Data for processing:
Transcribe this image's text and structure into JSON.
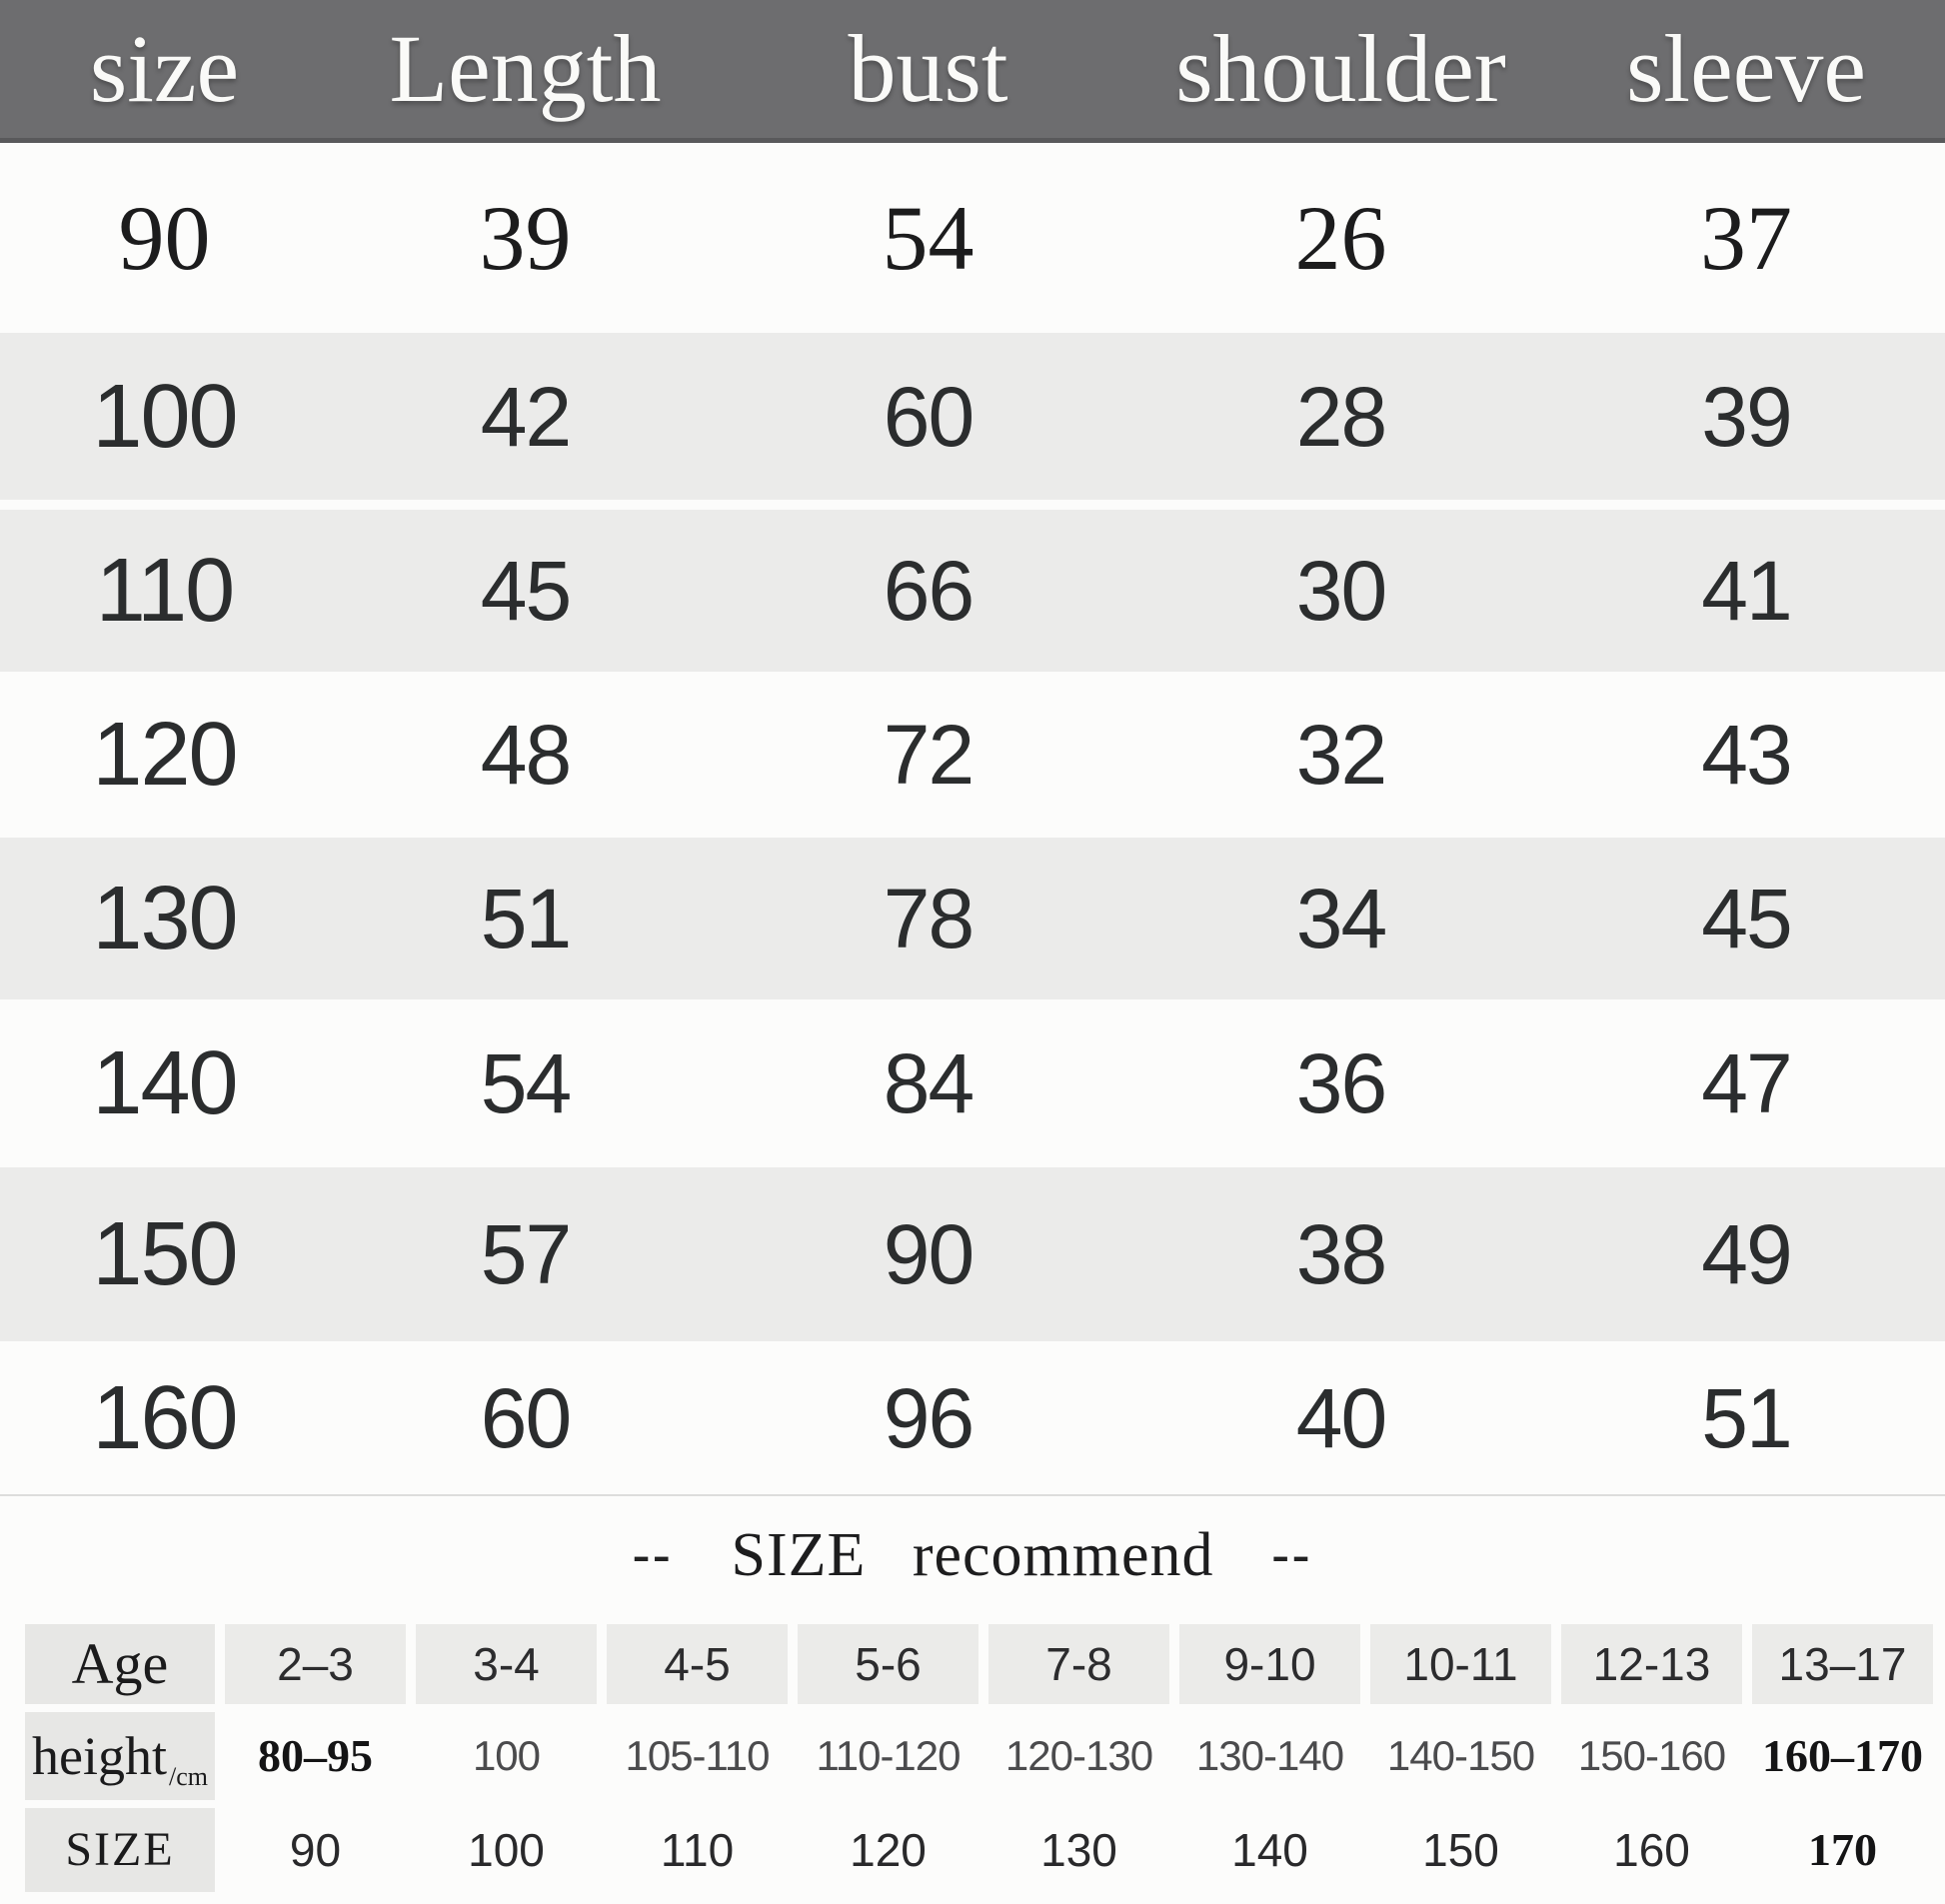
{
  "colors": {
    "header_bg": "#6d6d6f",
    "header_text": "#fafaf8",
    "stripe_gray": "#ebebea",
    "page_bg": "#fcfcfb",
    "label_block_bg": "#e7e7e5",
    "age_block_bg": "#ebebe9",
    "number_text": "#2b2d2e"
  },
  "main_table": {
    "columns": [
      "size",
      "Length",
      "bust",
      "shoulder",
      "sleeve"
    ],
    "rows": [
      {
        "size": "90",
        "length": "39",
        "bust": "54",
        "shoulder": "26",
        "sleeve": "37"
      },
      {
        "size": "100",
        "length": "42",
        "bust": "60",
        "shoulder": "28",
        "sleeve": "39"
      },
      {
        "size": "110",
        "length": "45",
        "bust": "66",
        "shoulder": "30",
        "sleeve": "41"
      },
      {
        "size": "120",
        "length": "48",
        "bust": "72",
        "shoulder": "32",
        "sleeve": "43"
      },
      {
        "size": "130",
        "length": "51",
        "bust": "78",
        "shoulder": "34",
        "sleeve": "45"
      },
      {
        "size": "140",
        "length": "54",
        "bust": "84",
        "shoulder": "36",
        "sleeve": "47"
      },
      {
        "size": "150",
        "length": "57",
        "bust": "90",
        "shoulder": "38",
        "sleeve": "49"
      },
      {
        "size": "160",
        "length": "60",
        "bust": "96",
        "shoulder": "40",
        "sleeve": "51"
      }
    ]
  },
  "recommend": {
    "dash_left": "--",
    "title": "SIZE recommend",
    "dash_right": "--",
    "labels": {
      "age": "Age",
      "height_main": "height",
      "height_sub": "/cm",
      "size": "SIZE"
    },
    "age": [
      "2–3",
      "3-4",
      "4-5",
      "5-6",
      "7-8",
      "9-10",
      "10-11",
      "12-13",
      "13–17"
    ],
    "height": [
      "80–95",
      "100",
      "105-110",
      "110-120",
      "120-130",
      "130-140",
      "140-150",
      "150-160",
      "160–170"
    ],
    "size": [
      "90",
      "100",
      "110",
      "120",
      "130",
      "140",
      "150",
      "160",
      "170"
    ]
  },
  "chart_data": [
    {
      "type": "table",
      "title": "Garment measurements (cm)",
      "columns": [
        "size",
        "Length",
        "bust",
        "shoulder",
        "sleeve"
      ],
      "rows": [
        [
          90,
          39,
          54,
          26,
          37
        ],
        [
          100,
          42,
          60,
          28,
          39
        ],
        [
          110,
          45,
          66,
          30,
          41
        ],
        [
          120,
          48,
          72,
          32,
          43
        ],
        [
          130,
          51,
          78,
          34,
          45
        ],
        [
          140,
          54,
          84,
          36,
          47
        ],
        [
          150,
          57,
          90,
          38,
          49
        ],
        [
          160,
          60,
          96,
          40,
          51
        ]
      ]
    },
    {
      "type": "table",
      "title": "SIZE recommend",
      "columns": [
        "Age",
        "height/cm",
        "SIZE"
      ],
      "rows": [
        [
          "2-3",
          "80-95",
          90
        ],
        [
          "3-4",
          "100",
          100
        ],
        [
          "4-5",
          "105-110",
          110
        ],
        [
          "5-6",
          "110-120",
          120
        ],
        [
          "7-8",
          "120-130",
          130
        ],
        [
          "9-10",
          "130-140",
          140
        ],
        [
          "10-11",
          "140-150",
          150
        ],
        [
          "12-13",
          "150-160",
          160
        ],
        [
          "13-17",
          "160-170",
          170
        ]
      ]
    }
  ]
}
--
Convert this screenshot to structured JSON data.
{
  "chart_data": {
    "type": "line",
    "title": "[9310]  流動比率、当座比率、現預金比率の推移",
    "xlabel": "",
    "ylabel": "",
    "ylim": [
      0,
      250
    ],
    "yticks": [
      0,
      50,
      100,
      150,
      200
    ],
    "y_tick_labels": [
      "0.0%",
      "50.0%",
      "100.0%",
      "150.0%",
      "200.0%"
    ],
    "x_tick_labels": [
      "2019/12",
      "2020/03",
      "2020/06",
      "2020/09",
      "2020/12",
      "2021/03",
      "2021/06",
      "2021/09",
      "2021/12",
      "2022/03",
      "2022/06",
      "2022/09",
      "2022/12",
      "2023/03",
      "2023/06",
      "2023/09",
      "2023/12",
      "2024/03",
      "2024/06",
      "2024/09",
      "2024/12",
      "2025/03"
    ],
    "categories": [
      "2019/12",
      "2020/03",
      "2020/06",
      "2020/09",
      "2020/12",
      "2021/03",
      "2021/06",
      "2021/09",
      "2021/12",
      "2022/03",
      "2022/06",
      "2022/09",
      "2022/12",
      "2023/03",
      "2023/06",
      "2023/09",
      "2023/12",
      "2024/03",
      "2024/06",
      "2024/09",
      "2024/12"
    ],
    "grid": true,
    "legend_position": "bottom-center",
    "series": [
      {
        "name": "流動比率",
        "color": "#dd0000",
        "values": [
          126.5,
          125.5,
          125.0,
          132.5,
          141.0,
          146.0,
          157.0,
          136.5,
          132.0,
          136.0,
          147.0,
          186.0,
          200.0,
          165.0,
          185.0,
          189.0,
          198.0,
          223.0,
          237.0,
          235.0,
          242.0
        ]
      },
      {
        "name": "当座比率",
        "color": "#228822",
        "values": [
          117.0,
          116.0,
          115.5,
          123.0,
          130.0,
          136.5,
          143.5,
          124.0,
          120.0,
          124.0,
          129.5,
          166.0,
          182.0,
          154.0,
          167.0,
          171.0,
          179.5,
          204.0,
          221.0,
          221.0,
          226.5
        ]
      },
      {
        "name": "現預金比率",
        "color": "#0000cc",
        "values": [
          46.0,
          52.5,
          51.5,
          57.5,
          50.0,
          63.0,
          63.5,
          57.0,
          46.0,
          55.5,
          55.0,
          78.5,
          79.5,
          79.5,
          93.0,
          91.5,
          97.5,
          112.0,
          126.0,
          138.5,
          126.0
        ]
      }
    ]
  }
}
...
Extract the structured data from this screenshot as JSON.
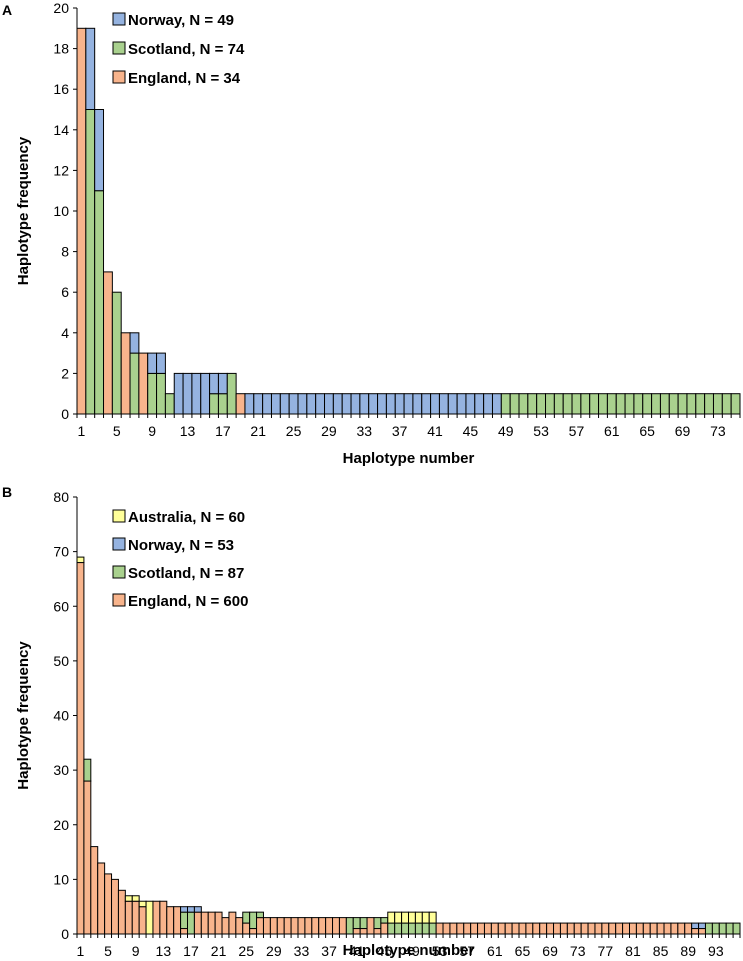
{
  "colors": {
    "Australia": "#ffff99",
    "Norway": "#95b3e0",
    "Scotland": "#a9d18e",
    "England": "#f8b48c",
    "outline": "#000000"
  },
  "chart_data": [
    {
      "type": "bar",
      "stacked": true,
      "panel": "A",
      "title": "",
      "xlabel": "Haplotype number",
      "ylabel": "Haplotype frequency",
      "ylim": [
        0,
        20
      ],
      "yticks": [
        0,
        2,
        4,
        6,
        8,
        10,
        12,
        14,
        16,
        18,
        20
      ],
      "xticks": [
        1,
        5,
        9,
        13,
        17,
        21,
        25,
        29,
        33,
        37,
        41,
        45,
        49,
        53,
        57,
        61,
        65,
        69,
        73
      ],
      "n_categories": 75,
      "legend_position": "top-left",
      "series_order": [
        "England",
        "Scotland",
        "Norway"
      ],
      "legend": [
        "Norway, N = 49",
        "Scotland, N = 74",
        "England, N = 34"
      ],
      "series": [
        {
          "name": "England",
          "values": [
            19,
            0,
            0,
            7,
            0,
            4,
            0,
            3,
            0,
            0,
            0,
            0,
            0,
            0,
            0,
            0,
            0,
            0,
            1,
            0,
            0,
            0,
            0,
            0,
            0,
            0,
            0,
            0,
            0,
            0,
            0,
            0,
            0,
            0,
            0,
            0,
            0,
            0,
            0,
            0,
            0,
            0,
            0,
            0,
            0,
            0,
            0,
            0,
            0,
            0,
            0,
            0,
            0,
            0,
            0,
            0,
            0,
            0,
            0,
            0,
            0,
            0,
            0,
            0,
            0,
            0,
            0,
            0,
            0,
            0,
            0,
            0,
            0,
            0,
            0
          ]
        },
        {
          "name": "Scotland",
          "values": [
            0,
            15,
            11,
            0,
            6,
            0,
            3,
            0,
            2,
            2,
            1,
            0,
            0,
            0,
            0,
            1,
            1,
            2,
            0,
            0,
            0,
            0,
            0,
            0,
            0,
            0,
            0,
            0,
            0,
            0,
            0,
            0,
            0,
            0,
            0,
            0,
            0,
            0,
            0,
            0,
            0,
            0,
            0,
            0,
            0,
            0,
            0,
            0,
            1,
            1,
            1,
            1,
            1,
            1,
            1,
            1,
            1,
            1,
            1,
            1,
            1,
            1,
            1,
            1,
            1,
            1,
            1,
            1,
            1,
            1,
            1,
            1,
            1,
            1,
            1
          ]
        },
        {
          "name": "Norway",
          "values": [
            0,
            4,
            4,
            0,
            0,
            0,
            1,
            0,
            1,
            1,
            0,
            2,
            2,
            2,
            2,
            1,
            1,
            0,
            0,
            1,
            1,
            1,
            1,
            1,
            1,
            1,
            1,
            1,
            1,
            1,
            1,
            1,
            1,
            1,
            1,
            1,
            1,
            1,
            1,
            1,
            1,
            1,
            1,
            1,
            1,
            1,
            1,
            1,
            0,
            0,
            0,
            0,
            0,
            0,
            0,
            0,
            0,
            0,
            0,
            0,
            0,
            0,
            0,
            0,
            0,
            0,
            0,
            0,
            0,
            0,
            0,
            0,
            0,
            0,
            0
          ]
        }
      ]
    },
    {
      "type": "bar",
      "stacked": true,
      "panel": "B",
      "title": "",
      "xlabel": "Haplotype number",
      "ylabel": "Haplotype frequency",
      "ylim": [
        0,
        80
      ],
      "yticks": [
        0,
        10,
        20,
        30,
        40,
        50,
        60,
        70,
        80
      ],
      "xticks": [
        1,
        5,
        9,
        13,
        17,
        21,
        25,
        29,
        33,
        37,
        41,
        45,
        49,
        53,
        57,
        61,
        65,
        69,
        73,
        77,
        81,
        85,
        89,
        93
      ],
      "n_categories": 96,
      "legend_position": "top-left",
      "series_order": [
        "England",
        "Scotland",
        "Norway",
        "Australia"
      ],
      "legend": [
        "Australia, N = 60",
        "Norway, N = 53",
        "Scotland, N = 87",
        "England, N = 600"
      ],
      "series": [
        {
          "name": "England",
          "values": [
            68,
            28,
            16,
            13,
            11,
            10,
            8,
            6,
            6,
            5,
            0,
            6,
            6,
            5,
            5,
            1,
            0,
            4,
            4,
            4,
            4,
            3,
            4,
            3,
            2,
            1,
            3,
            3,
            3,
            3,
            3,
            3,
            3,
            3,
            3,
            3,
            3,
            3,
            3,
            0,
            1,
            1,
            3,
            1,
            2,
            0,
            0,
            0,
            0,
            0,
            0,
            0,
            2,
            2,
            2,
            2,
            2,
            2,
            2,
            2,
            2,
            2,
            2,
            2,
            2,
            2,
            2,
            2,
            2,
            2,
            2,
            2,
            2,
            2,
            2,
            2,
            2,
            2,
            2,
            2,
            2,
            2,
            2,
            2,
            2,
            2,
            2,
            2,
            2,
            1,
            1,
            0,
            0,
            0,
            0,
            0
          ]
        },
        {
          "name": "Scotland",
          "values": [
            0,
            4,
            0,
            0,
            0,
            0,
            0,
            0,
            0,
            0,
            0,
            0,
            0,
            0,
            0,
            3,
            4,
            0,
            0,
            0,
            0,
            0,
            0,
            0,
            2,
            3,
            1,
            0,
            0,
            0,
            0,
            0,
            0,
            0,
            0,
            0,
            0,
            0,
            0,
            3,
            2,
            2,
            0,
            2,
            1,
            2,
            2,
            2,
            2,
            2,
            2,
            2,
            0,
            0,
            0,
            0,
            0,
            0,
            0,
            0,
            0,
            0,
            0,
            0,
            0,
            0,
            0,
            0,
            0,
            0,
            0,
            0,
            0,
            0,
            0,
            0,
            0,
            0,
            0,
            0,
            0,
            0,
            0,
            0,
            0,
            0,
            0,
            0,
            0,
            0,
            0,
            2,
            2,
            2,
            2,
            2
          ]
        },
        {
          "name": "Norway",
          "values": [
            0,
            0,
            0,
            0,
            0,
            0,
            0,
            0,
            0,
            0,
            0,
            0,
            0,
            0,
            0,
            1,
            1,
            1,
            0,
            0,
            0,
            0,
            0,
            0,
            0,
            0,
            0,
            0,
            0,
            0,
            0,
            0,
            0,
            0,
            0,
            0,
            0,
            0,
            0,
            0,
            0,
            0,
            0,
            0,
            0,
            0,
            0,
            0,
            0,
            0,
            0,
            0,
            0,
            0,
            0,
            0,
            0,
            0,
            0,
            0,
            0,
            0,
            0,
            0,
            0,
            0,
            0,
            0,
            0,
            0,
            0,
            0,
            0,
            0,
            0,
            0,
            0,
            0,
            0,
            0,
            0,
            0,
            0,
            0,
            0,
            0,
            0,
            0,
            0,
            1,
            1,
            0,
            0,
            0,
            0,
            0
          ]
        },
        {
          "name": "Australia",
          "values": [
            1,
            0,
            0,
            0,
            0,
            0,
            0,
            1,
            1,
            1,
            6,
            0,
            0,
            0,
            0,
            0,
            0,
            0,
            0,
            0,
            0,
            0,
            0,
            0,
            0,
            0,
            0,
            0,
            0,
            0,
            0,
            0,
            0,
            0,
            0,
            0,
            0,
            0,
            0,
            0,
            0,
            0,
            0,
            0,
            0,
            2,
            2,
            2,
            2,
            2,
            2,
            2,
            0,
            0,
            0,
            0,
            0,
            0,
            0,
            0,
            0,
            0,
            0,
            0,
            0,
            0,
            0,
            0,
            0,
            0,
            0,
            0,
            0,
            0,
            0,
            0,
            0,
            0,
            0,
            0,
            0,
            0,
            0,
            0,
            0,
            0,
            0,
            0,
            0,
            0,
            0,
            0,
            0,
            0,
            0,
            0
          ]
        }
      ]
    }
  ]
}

Objective:
Give only the number of lines in the listing above that include the string "this".

Result:
3